**Aim of the exercise:**
Images are excluded; otherwise, output every record exactly.

**Supplied records:**
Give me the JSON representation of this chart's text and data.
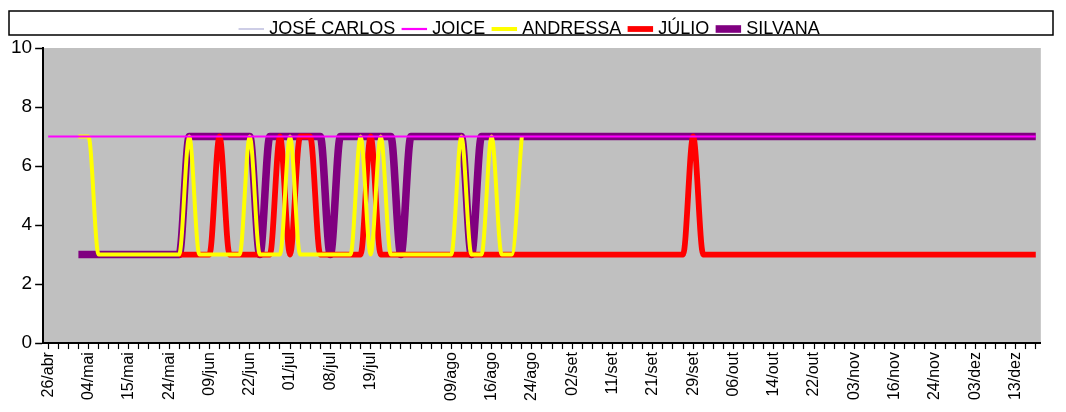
{
  "chart_data": {
    "type": "line",
    "categories": [
      "26/abr",
      null,
      null,
      null,
      "04/mai",
      null,
      null,
      null,
      "15/mai",
      null,
      null,
      null,
      "24/mai",
      null,
      null,
      null,
      "09/jun",
      null,
      null,
      null,
      "22/jun",
      null,
      null,
      null,
      "01/jul",
      null,
      null,
      null,
      "08/jul",
      null,
      null,
      null,
      "19/jul",
      null,
      null,
      null,
      null,
      null,
      null,
      null,
      "09/ago",
      null,
      null,
      null,
      "16/ago",
      null,
      null,
      null,
      "24/ago",
      null,
      null,
      null,
      "02/set",
      null,
      null,
      null,
      "11/set",
      null,
      null,
      null,
      "21/set",
      null,
      null,
      null,
      "29/set",
      null,
      null,
      null,
      "06/out",
      null,
      null,
      null,
      "14/out",
      null,
      null,
      null,
      "22/out",
      null,
      null,
      null,
      "03/nov",
      null,
      null,
      null,
      "16/nov",
      null,
      null,
      null,
      "24/nov",
      null,
      null,
      null,
      "03/dez",
      null,
      null,
      null,
      "13/dez",
      null,
      null
    ],
    "series": [
      {
        "name": "JOSÉ CARLOS",
        "color": "#000080",
        "values": [
          null,
          null,
          null,
          null,
          null,
          null,
          null,
          null,
          null,
          null,
          null,
          null,
          null,
          null,
          null,
          null,
          null,
          null,
          null,
          null,
          null,
          null,
          null,
          null,
          null,
          null,
          null,
          null,
          null,
          null,
          null,
          null,
          null,
          null,
          null,
          null,
          null,
          null,
          null,
          null,
          null,
          null,
          null,
          null,
          null,
          null,
          null,
          null,
          null,
          null,
          null,
          null,
          null,
          null,
          null,
          null,
          null,
          null,
          null,
          null,
          null,
          null,
          null,
          null,
          null,
          null,
          null,
          null,
          null,
          null,
          null,
          null,
          null,
          null,
          null,
          null,
          null,
          null,
          null,
          null,
          null,
          null,
          null,
          null,
          null,
          null,
          null,
          null,
          null,
          null,
          null,
          null,
          null,
          null,
          null,
          null,
          null,
          null,
          null
        ]
      },
      {
        "name": "JOICE",
        "color": "#ff00ff",
        "values": [
          7,
          7,
          7,
          7,
          7,
          7,
          7,
          7,
          7,
          7,
          7,
          7,
          7,
          7,
          7,
          7,
          7,
          7,
          7,
          7,
          7,
          7,
          7,
          7,
          7,
          7,
          7,
          7,
          7,
          7,
          7,
          7,
          7,
          7,
          7,
          7,
          7,
          7,
          7,
          7,
          7,
          7,
          7,
          7,
          7,
          7,
          7,
          7,
          7,
          7,
          7,
          7,
          7,
          7,
          7,
          7,
          7,
          7,
          7,
          7,
          7,
          7,
          7,
          7,
          7,
          7,
          7,
          7,
          7,
          7,
          7,
          7,
          7,
          7,
          7,
          7,
          7,
          7,
          7,
          7,
          7,
          7,
          7,
          7,
          7,
          7,
          7,
          7,
          7,
          7,
          7,
          7,
          7,
          7,
          7,
          7,
          7,
          7,
          7
        ]
      },
      {
        "name": "ANDRESSA",
        "color": "#ffff00",
        "values": [
          null,
          null,
          null,
          7,
          7,
          3,
          3,
          3,
          3,
          3,
          3,
          3,
          3,
          3,
          7,
          3,
          3,
          3,
          3,
          3,
          7,
          3,
          3,
          3,
          7,
          3,
          3,
          3,
          3,
          3,
          3,
          7,
          3,
          7,
          3,
          3,
          3,
          3,
          3,
          3,
          3,
          7,
          3,
          3,
          7,
          3,
          3,
          7,
          null,
          null,
          null,
          null,
          null,
          null,
          null,
          null,
          null,
          null,
          null,
          null,
          null,
          null,
          null,
          null,
          null,
          null,
          null,
          null,
          null,
          null,
          null,
          null,
          null,
          null,
          null,
          null,
          null,
          null,
          null,
          null,
          null,
          null,
          null,
          null,
          null,
          null,
          null,
          null,
          null,
          null,
          null,
          null,
          null,
          null,
          null,
          null,
          null,
          null,
          null
        ]
      },
      {
        "name": "JÚLIO",
        "color": "#ff0000",
        "values": [
          null,
          null,
          null,
          null,
          null,
          null,
          null,
          null,
          null,
          null,
          null,
          null,
          null,
          3,
          3,
          3,
          3,
          7,
          3,
          3,
          3,
          3,
          3,
          7,
          3,
          7,
          7,
          3,
          3,
          3,
          3,
          3,
          7,
          3,
          3,
          3,
          3,
          3,
          3,
          3,
          3,
          3,
          3,
          3,
          3,
          3,
          3,
          3,
          3,
          3,
          3,
          3,
          3,
          3,
          3,
          3,
          3,
          3,
          3,
          3,
          3,
          3,
          3,
          3,
          7,
          3,
          3,
          3,
          3,
          3,
          3,
          3,
          3,
          3,
          3,
          3,
          3,
          3,
          3,
          3,
          3,
          3,
          3,
          3,
          3,
          3,
          3,
          3,
          3,
          3,
          3,
          3,
          3,
          3,
          3,
          3,
          3,
          3,
          3
        ]
      },
      {
        "name": "SILVANA",
        "color": "#800080",
        "values": [
          null,
          null,
          null,
          3,
          3,
          3,
          3,
          3,
          3,
          3,
          3,
          3,
          3,
          3,
          7,
          7,
          7,
          7,
          7,
          7,
          7,
          3,
          7,
          7,
          7,
          7,
          7,
          7,
          3,
          7,
          7,
          7,
          7,
          7,
          7,
          3,
          7,
          7,
          7,
          7,
          7,
          7,
          3,
          7,
          7,
          7,
          7,
          7,
          7,
          7,
          7,
          7,
          7,
          7,
          7,
          7,
          7,
          7,
          7,
          7,
          7,
          7,
          7,
          7,
          7,
          7,
          7,
          7,
          7,
          7,
          7,
          7,
          7,
          7,
          7,
          7,
          7,
          7,
          7,
          7,
          7,
          7,
          7,
          7,
          7,
          7,
          7,
          7,
          7,
          7,
          7,
          7,
          7,
          7,
          7,
          7,
          7,
          7,
          7
        ]
      }
    ],
    "ylim": [
      0,
      10
    ],
    "yticks": [
      0,
      2,
      4,
      6,
      8,
      10
    ],
    "legend": "top",
    "marker": "none",
    "line_style": "solid"
  }
}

**Correct result:**
Give me the JSON representation of this chart's text and data.
{
  "chart_data": {
    "type": "line",
    "categories": [
      "26/abr",
      null,
      null,
      null,
      "04/mai",
      null,
      null,
      null,
      "15/mai",
      null,
      null,
      null,
      "24/mai",
      null,
      null,
      null,
      "09/jun",
      null,
      null,
      null,
      "22/jun",
      null,
      null,
      null,
      "01/jul",
      null,
      null,
      null,
      "08/jul",
      null,
      null,
      null,
      "19/jul",
      null,
      null,
      null,
      null,
      null,
      null,
      null,
      "09/ago",
      null,
      null,
      null,
      "16/ago",
      null,
      null,
      null,
      "24/ago",
      null,
      null,
      null,
      "02/set",
      null,
      null,
      null,
      "11/set",
      null,
      null,
      null,
      "21/set",
      null,
      null,
      null,
      "29/set",
      null,
      null,
      null,
      "06/out",
      null,
      null,
      null,
      "14/out",
      null,
      null,
      null,
      "22/out",
      null,
      null,
      null,
      "03/nov",
      null,
      null,
      null,
      "16/nov",
      null,
      null,
      null,
      "24/nov",
      null,
      null,
      null,
      "03/dez",
      null,
      null,
      null,
      "13/dez",
      null,
      null
    ],
    "series": [
      {
        "name": "JOSÉ CARLOS",
        "color": "#000080",
        "values": [
          null,
          null,
          null,
          null,
          null,
          null,
          null,
          null,
          null,
          null,
          null,
          null,
          null,
          null,
          null,
          null,
          null,
          null,
          null,
          null,
          null,
          null,
          null,
          null,
          null,
          null,
          null,
          null,
          null,
          null,
          null,
          null,
          null,
          null,
          null,
          null,
          null,
          null,
          null,
          null,
          null,
          null,
          null,
          null,
          null,
          null,
          null,
          null,
          null,
          null,
          null,
          null,
          null,
          null,
          null,
          null,
          null,
          null,
          null,
          null,
          null,
          null,
          null,
          null,
          null,
          null,
          null,
          null,
          null,
          null,
          null,
          null,
          null,
          null,
          null,
          null,
          null,
          null,
          null,
          null,
          null,
          null,
          null,
          null,
          null,
          null,
          null,
          null,
          null,
          null,
          null,
          null,
          null,
          null,
          null,
          null,
          null,
          null,
          null
        ]
      },
      {
        "name": "JOICE",
        "color": "#ff00ff",
        "values": [
          7,
          7,
          7,
          7,
          7,
          7,
          7,
          7,
          7,
          7,
          7,
          7,
          7,
          7,
          7,
          7,
          7,
          7,
          7,
          7,
          7,
          7,
          7,
          7,
          7,
          7,
          7,
          7,
          7,
          7,
          7,
          7,
          7,
          7,
          7,
          7,
          7,
          7,
          7,
          7,
          7,
          7,
          7,
          7,
          7,
          7,
          7,
          7,
          7,
          7,
          7,
          7,
          7,
          7,
          7,
          7,
          7,
          7,
          7,
          7,
          7,
          7,
          7,
          7,
          7,
          7,
          7,
          7,
          7,
          7,
          7,
          7,
          7,
          7,
          7,
          7,
          7,
          7,
          7,
          7,
          7,
          7,
          7,
          7,
          7,
          7,
          7,
          7,
          7,
          7,
          7,
          7,
          7,
          7,
          7,
          7,
          7,
          7,
          7
        ]
      },
      {
        "name": "ANDRESSA",
        "color": "#ffff00",
        "values": [
          null,
          null,
          null,
          7,
          7,
          3,
          3,
          3,
          3,
          3,
          3,
          3,
          3,
          3,
          7,
          3,
          3,
          3,
          3,
          3,
          7,
          3,
          3,
          3,
          7,
          3,
          3,
          3,
          3,
          3,
          3,
          7,
          3,
          7,
          3,
          3,
          3,
          3,
          3,
          3,
          3,
          7,
          3,
          3,
          7,
          3,
          3,
          7,
          null,
          null,
          null,
          null,
          null,
          null,
          null,
          null,
          null,
          null,
          null,
          null,
          null,
          null,
          null,
          null,
          null,
          null,
          null,
          null,
          null,
          null,
          null,
          null,
          null,
          null,
          null,
          null,
          null,
          null,
          null,
          null,
          null,
          null,
          null,
          null,
          null,
          null,
          null,
          null,
          null,
          null,
          null,
          null,
          null,
          null,
          null,
          null,
          null,
          null,
          null
        ]
      },
      {
        "name": "JÚLIO",
        "color": "#ff0000",
        "values": [
          null,
          null,
          null,
          null,
          null,
          null,
          null,
          null,
          null,
          null,
          null,
          null,
          null,
          3,
          3,
          3,
          3,
          7,
          3,
          3,
          3,
          3,
          3,
          7,
          3,
          7,
          7,
          3,
          3,
          3,
          3,
          3,
          7,
          3,
          3,
          3,
          3,
          3,
          3,
          3,
          3,
          3,
          3,
          3,
          3,
          3,
          3,
          3,
          3,
          3,
          3,
          3,
          3,
          3,
          3,
          3,
          3,
          3,
          3,
          3,
          3,
          3,
          3,
          3,
          7,
          3,
          3,
          3,
          3,
          3,
          3,
          3,
          3,
          3,
          3,
          3,
          3,
          3,
          3,
          3,
          3,
          3,
          3,
          3,
          3,
          3,
          3,
          3,
          3,
          3,
          3,
          3,
          3,
          3,
          3,
          3,
          3,
          3,
          3
        ]
      },
      {
        "name": "SILVANA",
        "color": "#800080",
        "values": [
          null,
          null,
          null,
          3,
          3,
          3,
          3,
          3,
          3,
          3,
          3,
          3,
          3,
          3,
          7,
          7,
          7,
          7,
          7,
          7,
          7,
          3,
          7,
          7,
          7,
          7,
          7,
          7,
          3,
          7,
          7,
          7,
          7,
          7,
          7,
          3,
          7,
          7,
          7,
          7,
          7,
          7,
          3,
          7,
          7,
          7,
          7,
          7,
          7,
          7,
          7,
          7,
          7,
          7,
          7,
          7,
          7,
          7,
          7,
          7,
          7,
          7,
          7,
          7,
          7,
          7,
          7,
          7,
          7,
          7,
          7,
          7,
          7,
          7,
          7,
          7,
          7,
          7,
          7,
          7,
          7,
          7,
          7,
          7,
          7,
          7,
          7,
          7,
          7,
          7,
          7,
          7,
          7,
          7,
          7,
          7,
          7,
          7,
          7
        ]
      }
    ],
    "ylim": [
      0,
      10
    ],
    "yticks": [
      0,
      2,
      4,
      6,
      8,
      10
    ],
    "legend": "top",
    "marker": "none",
    "line_style": "solid"
  }
}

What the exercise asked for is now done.